**PROVIDED TEXT**

Python library for converting (and filtering) spectral data in various formats.
Some of the formats make use of the wai_spectralio library and some of the filters use the wai_ma library for processing the data.
Via PyPI:
pip install spectral_data_converter
The latest code straight from the repository:
pip install git+https://github.com/waikato-datamining/spectral-data-converter.git
Docker images are available as well. Please see the following page por more information:
https://github.com/waikato-datamining/spectral-data-converter-all/tree/main/docker
The following dataset formats are supported:
Format | Read | Write |
---|---|---|
ADAMS | Y | Y |
ARFF | Y | Y |
ASC | Y | Y |
ASCII XY | Y | Y |
CAL (FOSS) | Y | Y |
CSV | Y | Y |
DPT | Y | Y |
MPS | Y | N |
NIR (FOSS) | Y | Y |
OPUS (Bruker) | Y | N |
OPUS Ext (Bruker) | Y | N |
SPA (Thermo Scientific) | Y | N |
The following sample data formats are supported:
Format | Read | Write |
---|---|---|
ADAMS Report | Y | Y |
CSV | Y | Y |
JSON | Y | Y |
usage: sdc-convert [-h|--help|--help-all|--help-plugin NAME]
[-u INTERVAL] [-b|--force_batch] [--placeholders FILE] [--dump_pipeline FILE]
[-l {DEBUG,INFO,WARNING,ERROR,CRITICAL}]
reader
[filter [filter [...]]]
[writer]
Tool for converting between spectral data formats.
readers (19):
from-adams, from-arff, from-asc, from-asciixy, from-cal, from-csv,
from-csv-sd, from-dpt, from-json-sd, from-mps, from-multi, from-nir,
from-opus, from-opus-ext, from-pyfunc, from-report-sd, from-spa,
from-zip, poll-dir
filters (30):
add-sampledata, apply-cleaner, center, check-duplicate-filenames,
discard-by-name, downsample, equi-distance, log, max-records,
metadata, metadata-from-name, metadata-to-placeholder, passthrough,
pca, pls1, pyfunc-filter, randomize-records, record-window, rename,
row-norm, sample, savitzky-golay, savitzky-golay2, set-placeholder,
simpls, spectrum-to-sampledata, split-records,
standard-normal-variate*, standardize, tee
writers (14):
to-adams, to-arff, to-asc, to-asciixy, to-cal, to-csv, to-csv-sd,
to-dpt, to-json-sd, to-multi, to-nir, to-pyfunc, to-report-sd,
to-zip
optional arguments:
-h, --help show basic help message and exit
--help-all show basic help message plus help on all plugins and exit
--help-plugin NAME show help message for plugin NAME and exit
-u INTERVAL, --update_interval INTERVAL
outputs the progress every INTERVAL records (default: 1000)

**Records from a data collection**
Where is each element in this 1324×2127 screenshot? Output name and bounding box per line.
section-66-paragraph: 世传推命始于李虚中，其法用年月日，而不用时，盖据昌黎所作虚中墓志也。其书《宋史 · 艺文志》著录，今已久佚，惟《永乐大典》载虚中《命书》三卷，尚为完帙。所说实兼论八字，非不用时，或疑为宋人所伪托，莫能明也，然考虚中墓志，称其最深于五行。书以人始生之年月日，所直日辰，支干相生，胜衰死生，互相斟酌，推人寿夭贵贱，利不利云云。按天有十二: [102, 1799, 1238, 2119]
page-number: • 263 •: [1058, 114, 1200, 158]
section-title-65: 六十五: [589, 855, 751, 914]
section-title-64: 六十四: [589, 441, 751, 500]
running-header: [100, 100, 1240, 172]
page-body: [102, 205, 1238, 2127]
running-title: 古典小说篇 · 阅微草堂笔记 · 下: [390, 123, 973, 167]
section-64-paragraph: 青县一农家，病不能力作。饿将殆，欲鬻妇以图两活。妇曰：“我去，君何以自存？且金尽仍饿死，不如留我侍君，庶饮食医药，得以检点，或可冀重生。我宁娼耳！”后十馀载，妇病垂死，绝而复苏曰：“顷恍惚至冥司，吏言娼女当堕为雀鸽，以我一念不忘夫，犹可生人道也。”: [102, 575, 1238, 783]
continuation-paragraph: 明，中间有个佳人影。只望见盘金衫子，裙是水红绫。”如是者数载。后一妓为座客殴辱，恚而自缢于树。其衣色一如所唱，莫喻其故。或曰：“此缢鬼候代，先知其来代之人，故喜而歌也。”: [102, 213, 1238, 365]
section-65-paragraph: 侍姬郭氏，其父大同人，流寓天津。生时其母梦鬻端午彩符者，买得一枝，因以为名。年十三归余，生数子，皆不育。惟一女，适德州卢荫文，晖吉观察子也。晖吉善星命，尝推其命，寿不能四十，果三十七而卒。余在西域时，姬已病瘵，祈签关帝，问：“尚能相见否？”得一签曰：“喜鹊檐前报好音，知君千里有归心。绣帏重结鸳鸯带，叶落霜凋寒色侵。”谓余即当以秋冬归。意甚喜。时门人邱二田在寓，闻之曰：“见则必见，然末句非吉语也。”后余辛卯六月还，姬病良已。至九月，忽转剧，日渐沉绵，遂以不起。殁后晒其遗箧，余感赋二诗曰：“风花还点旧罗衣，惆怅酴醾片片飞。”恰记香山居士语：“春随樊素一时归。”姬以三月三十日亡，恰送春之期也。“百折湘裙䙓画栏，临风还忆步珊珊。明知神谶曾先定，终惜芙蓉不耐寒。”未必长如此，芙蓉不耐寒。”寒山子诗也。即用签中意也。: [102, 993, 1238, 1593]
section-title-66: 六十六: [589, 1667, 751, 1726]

**WHAT IS ASKED**
Extend the spectral data converter documentation past its final line, picking up with the next entry of the sdc-convert usage listing.

**FINAL RESULT**
-l {DEBUG,INFO,WARNING,ERROR,CRITICAL}, --logging_level {DEBUG,INFO,WARNING,ERROR,CRITICAL}
the logging level to use (default: WARN)
-b, --force_batch processes the data in batches
--placeholders FILE
The file with custom placeholders to load (format: key=value).
--dump_pipeline FILE
The file to dump the pipeline command in.
usage: sdc-exec [-h] -p PIPELINE -g GENERATOR [-n] [-P PREFIX]
[--placeholders FILE] [-l {DEBUG,INFO,WARNING,ERROR,CRITICAL}]
Tool for executing a pipeline multiple times, each time with a different set
of variables expanded. A variable is surrounded by curly quotes (e.g.,
variable 'i' gets referenced with '{i}'). Available generators: dirs, list,
null, range
optional arguments:
-h, --help show this help message and exit
-p PIPELINE, --pipeline PIPELINE
The pipeline template with variables to expand and
then execute. (default: None)
-g GENERATOR, --generator GENERATOR
The generator plugin to use. (default: None)
-n, --dry_run Applies the generator to the pipeline template and
only outputs it on stdout. (default: False)
-P PREFIX, --prefix PREFIX
The string to prefix the pipeline with when in dry-run
mode. (default: None)
--placeholders FILE The file with custom placeholders to load (format:
key=value). (default: None)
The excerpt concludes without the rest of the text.